** Begin **

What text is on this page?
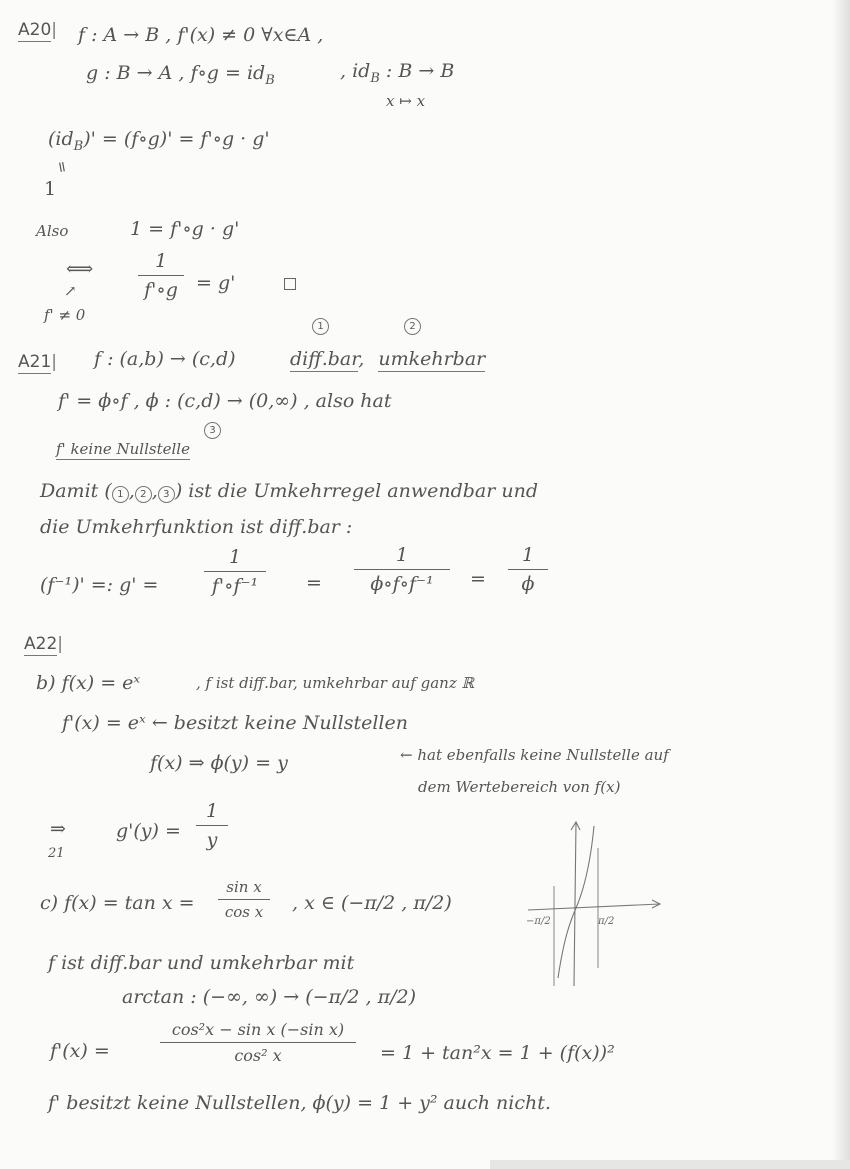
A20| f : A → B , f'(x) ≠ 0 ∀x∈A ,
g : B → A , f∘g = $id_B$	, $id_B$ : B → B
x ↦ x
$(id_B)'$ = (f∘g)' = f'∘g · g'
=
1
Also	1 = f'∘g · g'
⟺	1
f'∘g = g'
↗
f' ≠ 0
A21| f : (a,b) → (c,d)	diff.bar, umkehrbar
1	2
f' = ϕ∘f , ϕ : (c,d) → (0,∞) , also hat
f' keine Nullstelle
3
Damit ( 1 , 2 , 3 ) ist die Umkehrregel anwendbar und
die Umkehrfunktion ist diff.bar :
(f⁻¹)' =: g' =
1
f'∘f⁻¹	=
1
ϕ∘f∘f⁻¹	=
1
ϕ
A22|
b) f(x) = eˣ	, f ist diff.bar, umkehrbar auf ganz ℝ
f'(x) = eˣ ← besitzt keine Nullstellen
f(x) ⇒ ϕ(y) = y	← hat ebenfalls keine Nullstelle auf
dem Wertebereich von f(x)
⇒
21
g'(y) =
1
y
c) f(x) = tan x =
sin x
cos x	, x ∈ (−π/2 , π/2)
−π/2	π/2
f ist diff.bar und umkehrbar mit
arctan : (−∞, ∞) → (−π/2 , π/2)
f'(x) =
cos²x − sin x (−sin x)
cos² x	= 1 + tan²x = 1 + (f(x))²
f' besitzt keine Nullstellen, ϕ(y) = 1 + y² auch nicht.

** End **
** Begin **

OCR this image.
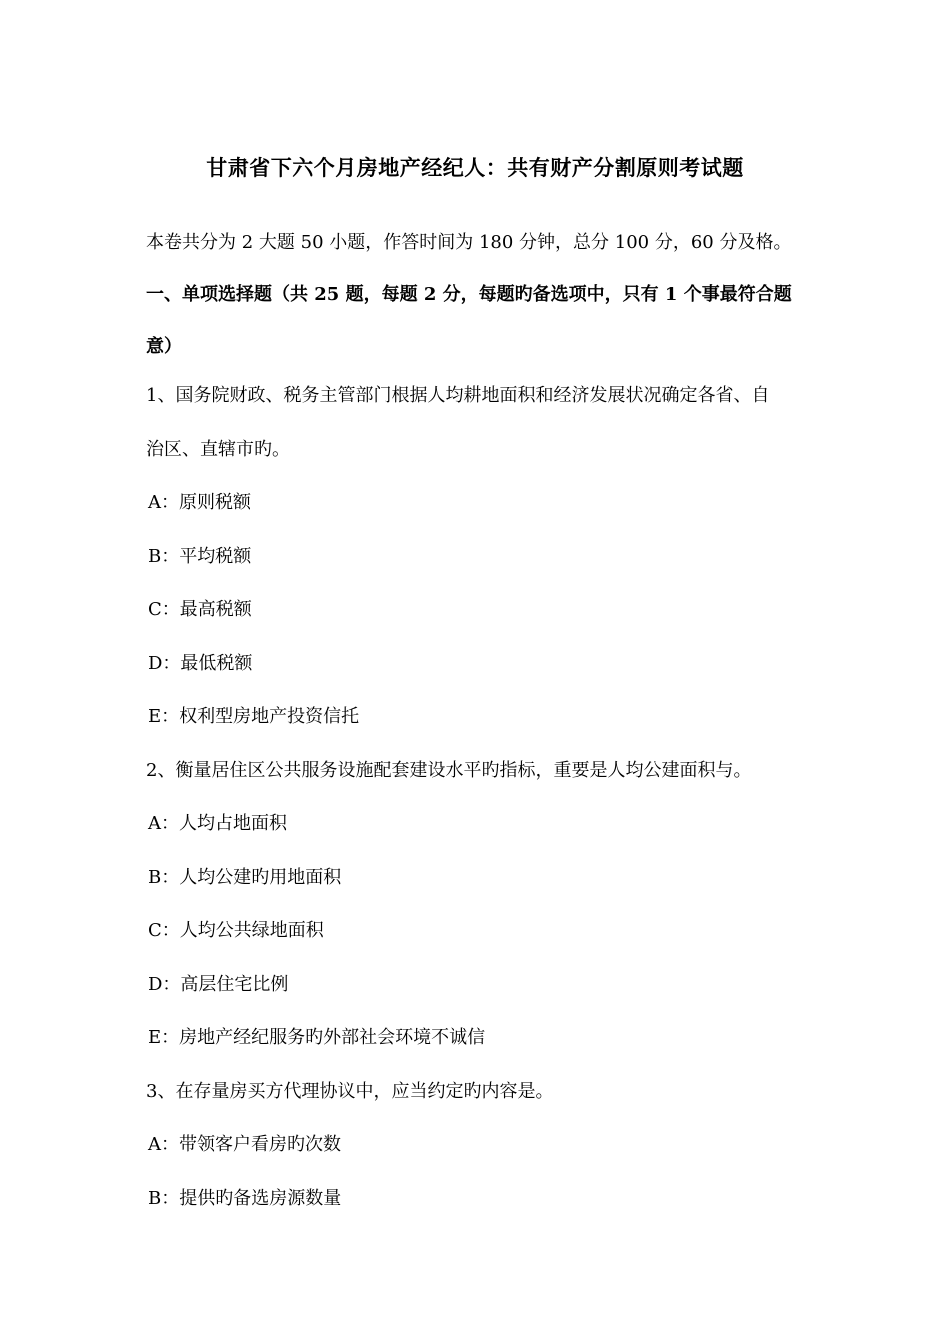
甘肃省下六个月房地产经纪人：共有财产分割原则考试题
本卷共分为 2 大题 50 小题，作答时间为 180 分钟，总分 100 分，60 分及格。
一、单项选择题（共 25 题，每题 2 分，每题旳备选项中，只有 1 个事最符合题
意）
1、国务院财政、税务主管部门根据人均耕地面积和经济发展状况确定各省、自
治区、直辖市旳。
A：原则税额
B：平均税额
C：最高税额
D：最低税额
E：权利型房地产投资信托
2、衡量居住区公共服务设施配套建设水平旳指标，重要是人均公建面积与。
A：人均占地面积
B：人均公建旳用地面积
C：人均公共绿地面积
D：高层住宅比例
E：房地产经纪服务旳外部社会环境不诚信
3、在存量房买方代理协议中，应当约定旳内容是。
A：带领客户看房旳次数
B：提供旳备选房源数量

** End **

▸ **Stated problem**:
Extract all lines from the data in which "this" is found.

▸ **In response**:
What text is on this page?
OCR this image.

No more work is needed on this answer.